» REQUIRED WORK:
Return all lines below containing the word "Share".

(Figure contents as structured data)
————————
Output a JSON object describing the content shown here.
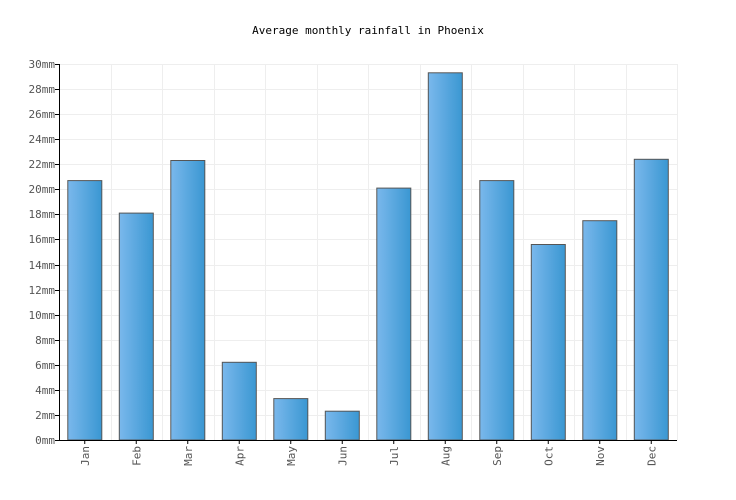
{
  "chart_data": {
    "type": "bar",
    "title": "Average monthly rainfall in Phoenix",
    "xlabel": "",
    "ylabel": "",
    "unit": "mm",
    "categories": [
      "Jan",
      "Feb",
      "Mar",
      "Apr",
      "May",
      "Jun",
      "Jul",
      "Aug",
      "Sep",
      "Oct",
      "Nov",
      "Dec"
    ],
    "values": [
      20.7,
      18.1,
      22.3,
      6.2,
      3.3,
      2.3,
      20.1,
      29.3,
      20.7,
      15.6,
      17.5,
      22.4
    ],
    "ylim": [
      0,
      30
    ],
    "yticks": [
      0,
      2,
      4,
      6,
      8,
      10,
      12,
      14,
      16,
      18,
      20,
      22,
      24,
      26,
      28,
      30
    ],
    "ytick_labels": [
      "0mm",
      "2mm",
      "4mm",
      "6mm",
      "8mm",
      "10mm",
      "12mm",
      "14mm",
      "16mm",
      "18mm",
      "20mm",
      "22mm",
      "24mm",
      "26mm",
      "28mm",
      "30mm"
    ],
    "grid": true,
    "colors": {
      "bar_light": "#7ab8ec",
      "bar_dark": "#3a97d2",
      "bar_stroke": "#555555",
      "grid": "#eeeeee",
      "axis": "#000000",
      "tick_text": "#555555"
    }
  }
}
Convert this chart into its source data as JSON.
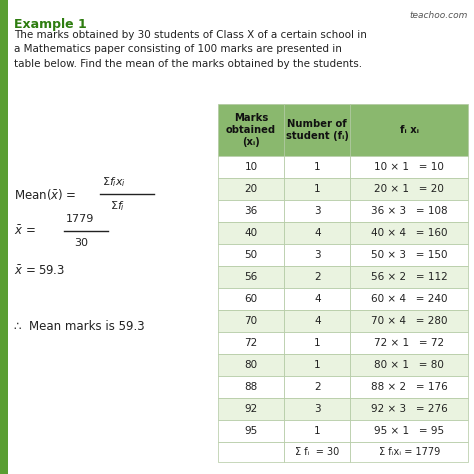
{
  "title": "Example 1",
  "description": "The marks obtained by 30 students of Class X of a certain school in\na Mathematics paper consisting of 100 marks are presented in\ntable below. Find the mean of the marks obtained by the students.",
  "watermark": "teachoo.com",
  "col_headers": [
    "Marks\nobtained\n(xᵢ)",
    "Number of\nstudent (fᵢ)",
    "fᵢ xᵢ"
  ],
  "rows": [
    [
      "10",
      "1",
      "10 × 1   = 10"
    ],
    [
      "20",
      "1",
      "20 × 1   = 20"
    ],
    [
      "36",
      "3",
      "36 × 3   = 108"
    ],
    [
      "40",
      "4",
      "40 × 4   = 160"
    ],
    [
      "50",
      "3",
      "50 × 3   = 150"
    ],
    [
      "56",
      "2",
      "56 × 2   = 112"
    ],
    [
      "60",
      "4",
      "60 × 4   = 240"
    ],
    [
      "70",
      "4",
      "70 × 4   = 280"
    ],
    [
      "72",
      "1",
      "72 × 1   = 72"
    ],
    [
      "80",
      "1",
      "80 × 1   = 80"
    ],
    [
      "88",
      "2",
      "88 × 2   = 176"
    ],
    [
      "92",
      "3",
      "92 × 3   = 276"
    ],
    [
      "95",
      "1",
      "95 × 1   = 95"
    ]
  ],
  "footer_col1": "Σ fᵢ  = 30",
  "footer_col2": "Σ fᵢxᵢ = 1779",
  "header_bg": "#8ab86e",
  "row_bg_light": "#eaf3e0",
  "row_bg_white": "#ffffff",
  "border_color": "#b0c8a0",
  "bg_color": "#ffffff",
  "green_bar_color": "#5a9e32",
  "text_dark": "#222222",
  "watermark_color": "#555555"
}
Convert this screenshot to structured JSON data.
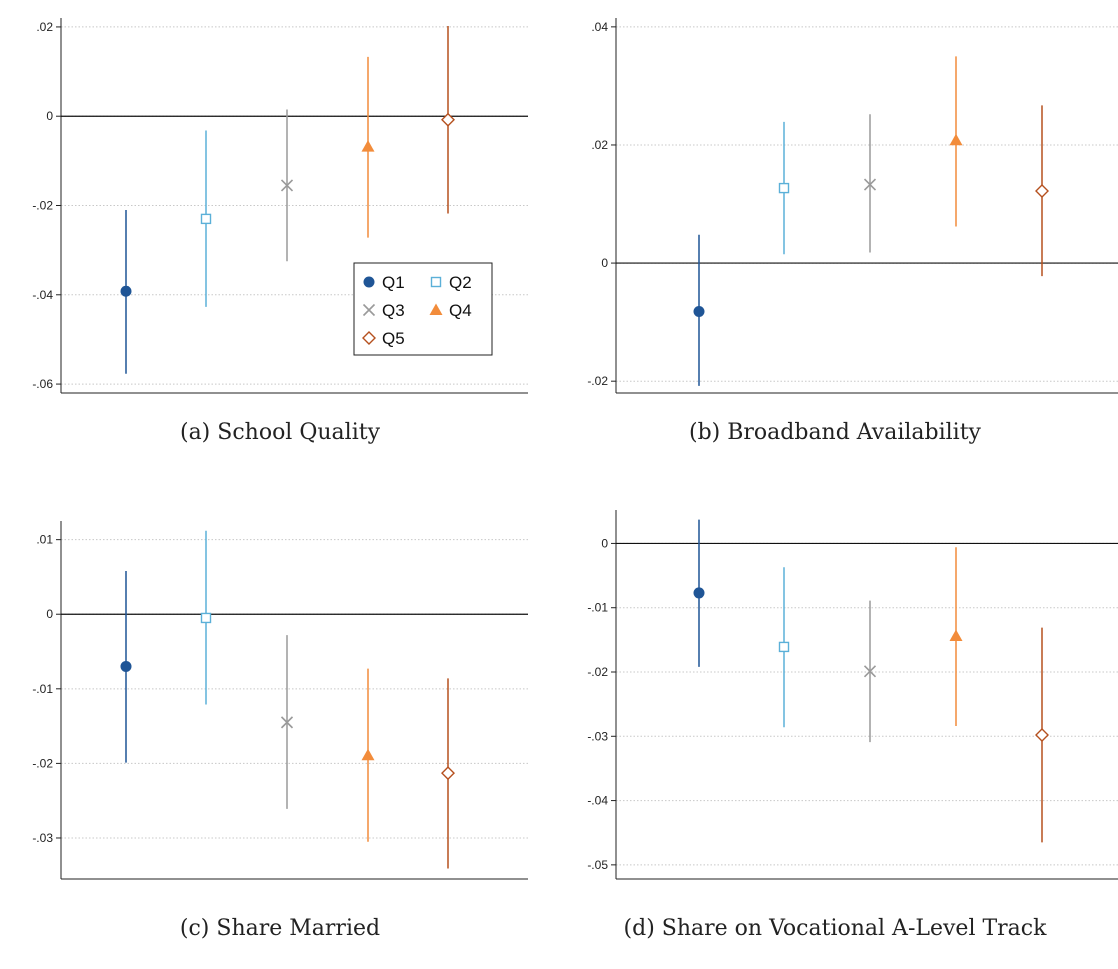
{
  "captions": [
    "(a) School Quality",
    "(b) Broadband Availability",
    "(c) Share Married",
    "(d) Share on Vocational A-Level Track"
  ],
  "series_styles": [
    {
      "name": "Q1",
      "color": "#1f5596",
      "marker": "circle"
    },
    {
      "name": "Q2",
      "color": "#5bb0d8",
      "marker": "square-open"
    },
    {
      "name": "Q3",
      "color": "#9a9a9a",
      "marker": "x"
    },
    {
      "name": "Q4",
      "color": "#f28c3b",
      "marker": "triangle"
    },
    {
      "name": "Q5",
      "color": "#b5501e",
      "marker": "diamond-open"
    }
  ],
  "chart_data": [
    {
      "type": "scatter",
      "title": "(a) School Quality",
      "categories": [
        "Q1",
        "Q2",
        "Q3",
        "Q4",
        "Q5"
      ],
      "values": [
        -0.0392,
        -0.023,
        -0.0155,
        -0.0068,
        -0.0008
      ],
      "ci_low": [
        -0.0577,
        -0.0427,
        -0.0325,
        -0.0272,
        -0.0218
      ],
      "ci_high": [
        -0.021,
        -0.0032,
        0.0015,
        0.0133,
        0.0202
      ],
      "yticks": [
        ".02",
        "0",
        "-.02",
        "-.04",
        "-.06"
      ],
      "ytick_values": [
        0.02,
        0,
        -0.02,
        -0.04,
        -0.06
      ],
      "ylim": [
        -0.062,
        0.022
      ],
      "grid": true,
      "zero_line": true,
      "legend": {
        "entries": [
          "Q1",
          "Q2",
          "Q3",
          "Q4",
          "Q5"
        ],
        "placement": "bottom-right"
      }
    },
    {
      "type": "scatter",
      "title": "(b) Broadband Availability",
      "categories": [
        "Q1",
        "Q2",
        "Q3",
        "Q4",
        "Q5"
      ],
      "values": [
        -0.0082,
        0.0127,
        0.0133,
        0.0208,
        0.0122
      ],
      "ci_low": [
        -0.0208,
        0.0015,
        0.0018,
        0.0062,
        -0.0022
      ],
      "ci_high": [
        0.0048,
        0.0239,
        0.0252,
        0.035,
        0.0267
      ],
      "yticks": [
        ".04",
        ".02",
        "0",
        "-.02"
      ],
      "ytick_values": [
        0.04,
        0.02,
        0,
        -0.02
      ],
      "ylim": [
        -0.022,
        0.0415
      ],
      "grid": true,
      "zero_line": true
    },
    {
      "type": "scatter",
      "title": "(c) Share Married",
      "categories": [
        "Q1",
        "Q2",
        "Q3",
        "Q4",
        "Q5"
      ],
      "values": [
        -0.007,
        -0.0005,
        -0.0145,
        -0.0189,
        -0.0213
      ],
      "ci_low": [
        -0.0199,
        -0.0121,
        -0.0261,
        -0.0305,
        -0.0341
      ],
      "ci_high": [
        0.0058,
        0.0112,
        -0.0028,
        -0.0073,
        -0.0086
      ],
      "yticks": [
        ".01",
        "0",
        "-.01",
        "-.02",
        "-.03"
      ],
      "ytick_values": [
        0.01,
        0,
        -0.01,
        -0.02,
        -0.03
      ],
      "ylim": [
        -0.0355,
        0.0125
      ],
      "grid": true,
      "zero_line": true
    },
    {
      "type": "scatter",
      "title": "(d) Share on Vocational A-Level Track",
      "categories": [
        "Q1",
        "Q2",
        "Q3",
        "Q4",
        "Q5"
      ],
      "values": [
        -0.0077,
        -0.0161,
        -0.0199,
        -0.0144,
        -0.0298
      ],
      "ci_low": [
        -0.0192,
        -0.0286,
        -0.0309,
        -0.0284,
        -0.0465
      ],
      "ci_high": [
        0.0037,
        -0.0037,
        -0.0089,
        -0.0006,
        -0.0131
      ],
      "yticks": [
        "0",
        "-.01",
        "-.02",
        "-.03",
        "-.04",
        "-.05"
      ],
      "ytick_values": [
        0,
        -0.01,
        -0.02,
        -0.03,
        -0.04,
        -0.05
      ],
      "ylim": [
        -0.0522,
        0.0052
      ],
      "grid": true,
      "zero_line": true
    }
  ]
}
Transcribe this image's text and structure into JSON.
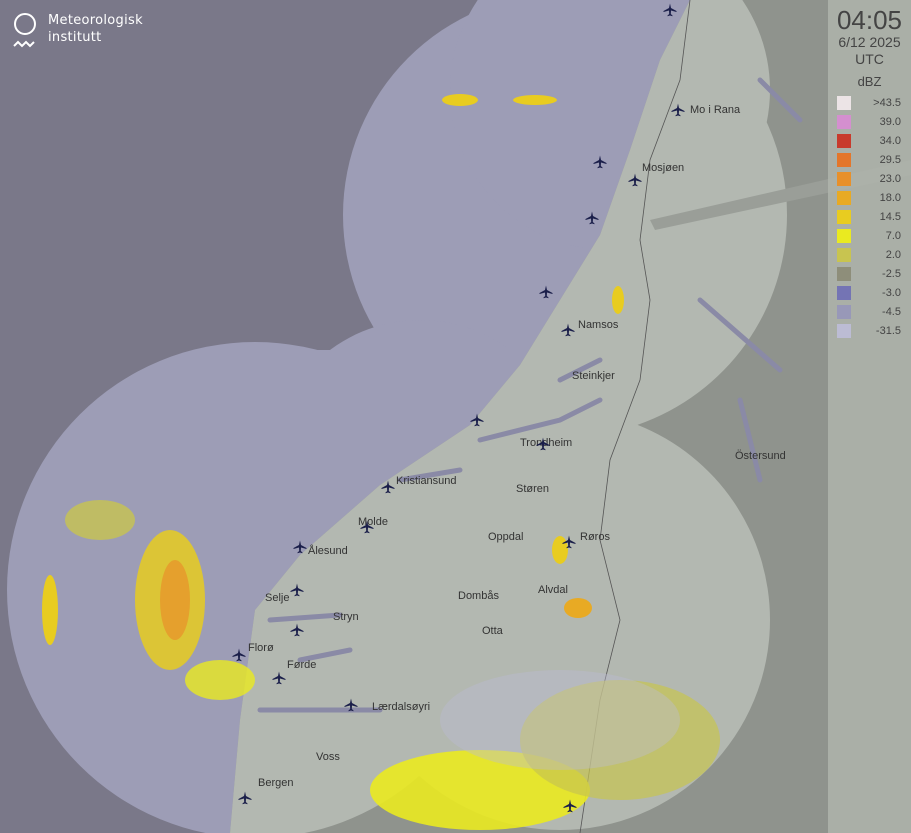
{
  "logo": {
    "line1": "Meteorologisk",
    "line2": "institutt"
  },
  "panel": {
    "time": "04:05",
    "date": "6/12 2025",
    "timezone": "UTC",
    "unit": "dBZ"
  },
  "legend": [
    {
      "label": ">43.5",
      "color": "#ece4e6"
    },
    {
      "label": "39.0",
      "color": "#d48fcf"
    },
    {
      "label": "34.0",
      "color": "#c83a2c"
    },
    {
      "label": "29.5",
      "color": "#e4762a"
    },
    {
      "label": "23.0",
      "color": "#e8902a"
    },
    {
      "label": "18.0",
      "color": "#e8aa24"
    },
    {
      "label": "14.5",
      "color": "#e8cc20"
    },
    {
      "label": "7.0",
      "color": "#eaea20"
    },
    {
      "label": "2.0",
      "color": "#c8c450"
    },
    {
      "label": "-2.5",
      "color": "#8e8e7a"
    },
    {
      "label": "-3.0",
      "color": "#7474b4"
    },
    {
      "label": "-4.5",
      "color": "#9898b8"
    },
    {
      "label": "-31.5",
      "color": "#bcbcd4"
    }
  ],
  "colors": {
    "outside": "#7a7889",
    "coverage_sea": "#9d9db6",
    "land": "#b3b8b1",
    "lakes": "#8a8aa6"
  },
  "cities": [
    {
      "name": "Mo i Rana"
    },
    {
      "name": "Mosjøen"
    },
    {
      "name": "Namsos"
    },
    {
      "name": "Steinkjer"
    },
    {
      "name": "Trondheim"
    },
    {
      "name": "Östersund"
    },
    {
      "name": "Kristiansund"
    },
    {
      "name": "Støren"
    },
    {
      "name": "Molde"
    },
    {
      "name": "Ålesund"
    },
    {
      "name": "Oppdal"
    },
    {
      "name": "Røros"
    },
    {
      "name": "Selje"
    },
    {
      "name": "Dombås"
    },
    {
      "name": "Alvdal"
    },
    {
      "name": "Stryn"
    },
    {
      "name": "Otta"
    },
    {
      "name": "Florø"
    },
    {
      "name": "Førde"
    },
    {
      "name": "Lærdalsøyri"
    },
    {
      "name": "Voss"
    },
    {
      "name": "Bergen"
    }
  ],
  "airport_icon": "airplane-icon"
}
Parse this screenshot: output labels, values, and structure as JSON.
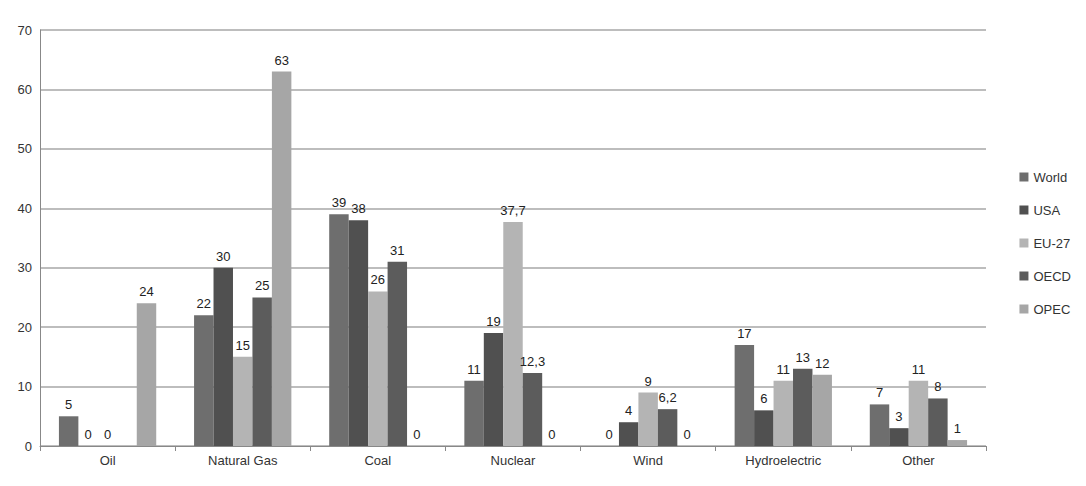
————————
» RIGHT ANSWER:
    "(c) Share Married",
    "(d) Share on Vocational A-Level Track"
      "title": "(c) Share Married",
      "title": "(d) Share on Vocational A-Level Track",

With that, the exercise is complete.